What the exercise asks: From the entries that follow, pick out all lines holding "проявляет".

========

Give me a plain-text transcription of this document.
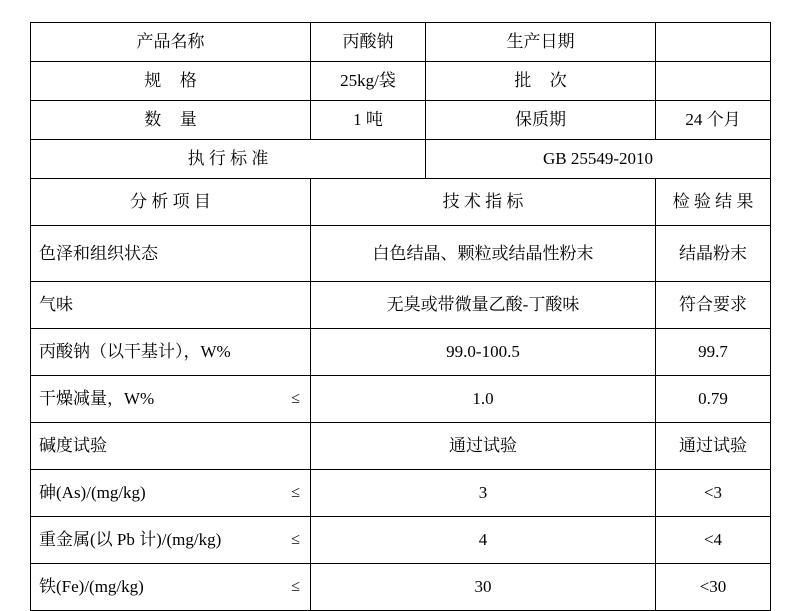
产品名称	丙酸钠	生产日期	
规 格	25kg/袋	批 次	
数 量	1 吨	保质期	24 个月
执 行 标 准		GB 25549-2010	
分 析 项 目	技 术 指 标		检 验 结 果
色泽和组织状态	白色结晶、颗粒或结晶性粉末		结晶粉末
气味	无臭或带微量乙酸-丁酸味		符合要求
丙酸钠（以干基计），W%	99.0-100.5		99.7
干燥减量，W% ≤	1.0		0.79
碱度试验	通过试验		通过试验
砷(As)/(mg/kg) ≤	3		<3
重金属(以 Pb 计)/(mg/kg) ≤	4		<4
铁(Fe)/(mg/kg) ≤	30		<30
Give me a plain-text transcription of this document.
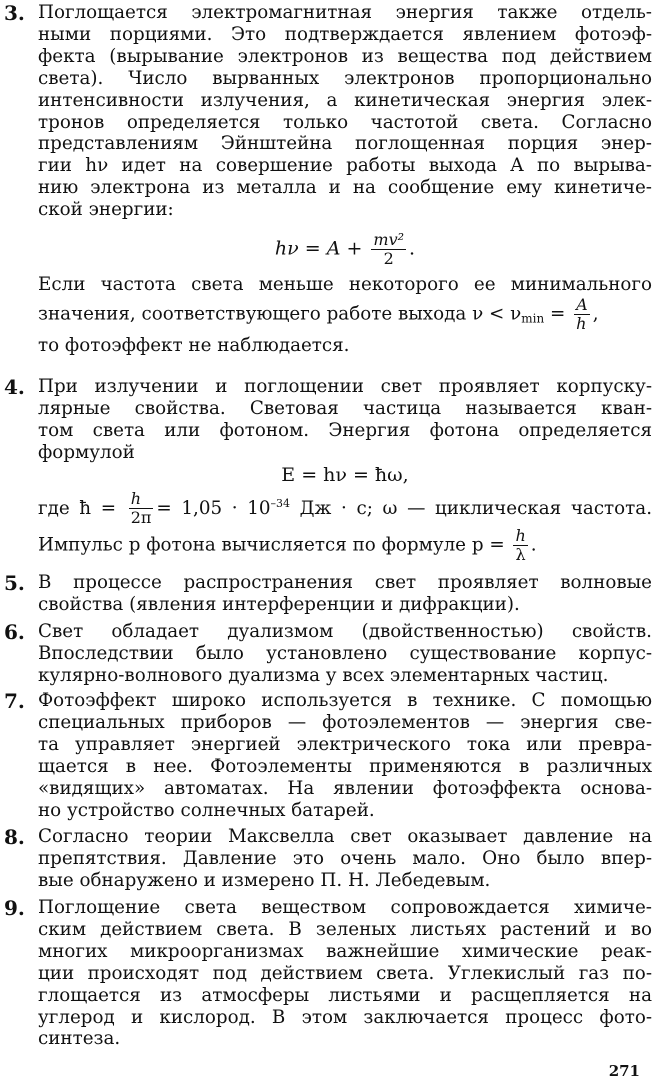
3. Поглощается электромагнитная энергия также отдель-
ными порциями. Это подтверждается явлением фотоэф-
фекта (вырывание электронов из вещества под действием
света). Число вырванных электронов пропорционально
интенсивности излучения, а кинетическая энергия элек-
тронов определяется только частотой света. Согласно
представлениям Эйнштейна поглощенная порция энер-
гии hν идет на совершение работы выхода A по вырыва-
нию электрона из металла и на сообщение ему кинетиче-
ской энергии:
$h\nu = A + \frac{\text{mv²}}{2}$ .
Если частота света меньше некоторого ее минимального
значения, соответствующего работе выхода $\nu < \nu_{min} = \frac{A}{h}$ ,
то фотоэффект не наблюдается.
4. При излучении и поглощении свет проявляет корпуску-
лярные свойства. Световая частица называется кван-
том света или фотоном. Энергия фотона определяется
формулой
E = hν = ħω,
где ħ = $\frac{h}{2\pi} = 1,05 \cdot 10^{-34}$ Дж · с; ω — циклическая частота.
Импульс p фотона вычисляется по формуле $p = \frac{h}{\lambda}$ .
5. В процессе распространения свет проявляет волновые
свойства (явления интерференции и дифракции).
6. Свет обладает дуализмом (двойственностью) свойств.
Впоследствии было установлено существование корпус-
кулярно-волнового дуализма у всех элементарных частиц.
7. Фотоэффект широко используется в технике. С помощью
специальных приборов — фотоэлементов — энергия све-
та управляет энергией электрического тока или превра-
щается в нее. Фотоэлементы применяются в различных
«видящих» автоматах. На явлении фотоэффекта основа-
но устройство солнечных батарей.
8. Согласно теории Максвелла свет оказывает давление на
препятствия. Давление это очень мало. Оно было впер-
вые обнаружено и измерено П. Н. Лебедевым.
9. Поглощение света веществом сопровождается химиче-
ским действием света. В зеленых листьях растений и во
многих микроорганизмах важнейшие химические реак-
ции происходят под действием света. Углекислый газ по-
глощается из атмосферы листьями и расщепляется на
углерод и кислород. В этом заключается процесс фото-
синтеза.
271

========

Response to the exercise:
4. При излучении и поглощении свет проявляет корпуску-
5. В процессе распространения свет проявляет волновые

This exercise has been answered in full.